======== Record set

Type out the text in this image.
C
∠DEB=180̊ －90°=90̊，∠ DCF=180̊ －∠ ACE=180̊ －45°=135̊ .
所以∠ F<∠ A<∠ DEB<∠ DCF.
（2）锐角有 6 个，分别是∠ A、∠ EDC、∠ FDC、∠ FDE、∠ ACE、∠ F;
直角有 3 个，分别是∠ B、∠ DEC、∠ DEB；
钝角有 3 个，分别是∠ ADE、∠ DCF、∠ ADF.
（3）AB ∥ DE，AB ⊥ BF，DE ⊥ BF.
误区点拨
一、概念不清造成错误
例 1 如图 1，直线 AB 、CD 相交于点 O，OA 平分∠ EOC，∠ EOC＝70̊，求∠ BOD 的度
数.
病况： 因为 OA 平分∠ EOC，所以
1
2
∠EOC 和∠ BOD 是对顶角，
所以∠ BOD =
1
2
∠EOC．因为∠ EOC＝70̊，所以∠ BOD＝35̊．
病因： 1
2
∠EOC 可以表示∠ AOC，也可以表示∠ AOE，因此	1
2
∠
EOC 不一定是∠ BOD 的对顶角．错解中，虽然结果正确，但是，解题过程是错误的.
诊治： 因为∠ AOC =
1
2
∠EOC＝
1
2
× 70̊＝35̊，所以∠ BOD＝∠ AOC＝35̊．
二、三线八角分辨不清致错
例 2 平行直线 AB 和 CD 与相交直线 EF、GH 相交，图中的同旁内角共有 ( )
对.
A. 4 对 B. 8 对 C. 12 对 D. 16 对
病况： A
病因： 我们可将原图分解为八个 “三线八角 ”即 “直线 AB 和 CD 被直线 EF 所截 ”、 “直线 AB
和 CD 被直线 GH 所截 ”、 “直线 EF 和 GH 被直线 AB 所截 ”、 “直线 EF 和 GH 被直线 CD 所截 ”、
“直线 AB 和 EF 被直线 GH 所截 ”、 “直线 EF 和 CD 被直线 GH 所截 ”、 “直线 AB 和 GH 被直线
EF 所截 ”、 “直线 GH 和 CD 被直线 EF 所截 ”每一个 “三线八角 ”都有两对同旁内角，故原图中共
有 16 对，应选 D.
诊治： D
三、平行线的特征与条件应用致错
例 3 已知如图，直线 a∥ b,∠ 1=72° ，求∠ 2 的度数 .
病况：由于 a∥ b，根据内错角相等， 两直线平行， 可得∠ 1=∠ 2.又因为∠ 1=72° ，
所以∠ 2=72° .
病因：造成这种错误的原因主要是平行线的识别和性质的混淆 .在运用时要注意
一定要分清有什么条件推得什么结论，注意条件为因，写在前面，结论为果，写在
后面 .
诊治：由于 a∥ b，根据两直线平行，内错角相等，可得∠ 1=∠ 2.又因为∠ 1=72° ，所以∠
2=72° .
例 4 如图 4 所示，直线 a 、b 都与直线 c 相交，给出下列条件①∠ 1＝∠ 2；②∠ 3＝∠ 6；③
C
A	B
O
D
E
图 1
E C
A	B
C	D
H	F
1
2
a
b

================

Objective:
Generate an exact reproduction of all entries.

Full output:
Type out the text in this image.
C
∠DEB=180̊ －90°=90̊，∠ DCF=180̊ －∠ ACE=180̊ －45°=135̊ .
所以∠ F<∠ A<∠ DEB<∠ DCF.
（2）锐角有 6 个，分别是∠ A、∠ EDC、∠ FDC、∠ FDE、∠ ACE、∠ F;
直角有 3 个，分别是∠ B、∠ DEC、∠ DEB；
钝角有 3 个，分别是∠ ADE、∠ DCF、∠ ADF.
（3）AB ∥ DE，AB ⊥ BF，DE ⊥ BF.
误区点拨
一、概念不清造成错误
例 1 如图 1，直线 AB 、CD 相交于点 O，OA 平分∠ EOC，∠ EOC＝70̊，求∠ BOD 的度
数.
病况： 因为 OA 平分∠ EOC，所以
1
2
∠EOC 和∠ BOD 是对顶角，
所以∠ BOD =
1
2
∠EOC．因为∠ EOC＝70̊，所以∠ BOD＝35̊．
病因： 1
2
∠EOC 可以表示∠ AOC，也可以表示∠ AOE，因此	1
2
∠
EOC 不一定是∠ BOD 的对顶角．错解中，虽然结果正确，但是，解题过程是错误的.
诊治： 因为∠ AOC =
1
2
∠EOC＝
1
2
× 70̊＝35̊，所以∠ BOD＝∠ AOC＝35̊．
二、三线八角分辨不清致错
例 2 平行直线 AB 和 CD 与相交直线 EF、GH 相交，图中的同旁内角共有 ( )
对.
A. 4 对 B. 8 对 C. 12 对 D. 16 对
病况： A
病因： 我们可将原图分解为八个 “三线八角 ”即 “直线 AB 和 CD 被直线 EF 所截 ”、 “直线 AB
和 CD 被直线 GH 所截 ”、 “直线 EF 和 GH 被直线 AB 所截 ”、 “直线 EF 和 GH 被直线 CD 所截 ”、
“直线 AB 和 EF 被直线 GH 所截 ”、 “直线 EF 和 CD 被直线 GH 所截 ”、 “直线 AB 和 GH 被直线
EF 所截 ”、 “直线 GH 和 CD 被直线 EF 所截 ”每一个 “三线八角 ”都有两对同旁内角，故原图中共
有 16 对，应选 D.
诊治： D
三、平行线的特征与条件应用致错
例 3 已知如图，直线 a∥ b,∠ 1=72° ，求∠ 2 的度数 .
病况：由于 a∥ b，根据内错角相等， 两直线平行， 可得∠ 1=∠ 2.又因为∠ 1=72° ，
所以∠ 2=72° .
病因：造成这种错误的原因主要是平行线的识别和性质的混淆 .在运用时要注意
一定要分清有什么条件推得什么结论，注意条件为因，写在前面，结论为果，写在
后面 .
诊治：由于 a∥ b，根据两直线平行，内错角相等，可得∠ 1=∠ 2.又因为∠ 1=72° ，所以∠
2=72° .
例 4 如图 4 所示，直线 a 、b 都与直线 c 相交，给出下列条件①∠ 1＝∠ 2；②∠ 3＝∠ 6；③
C
A	B
O
D
E
图 1
E C
A	B
C	D
H	F
1
2
a
b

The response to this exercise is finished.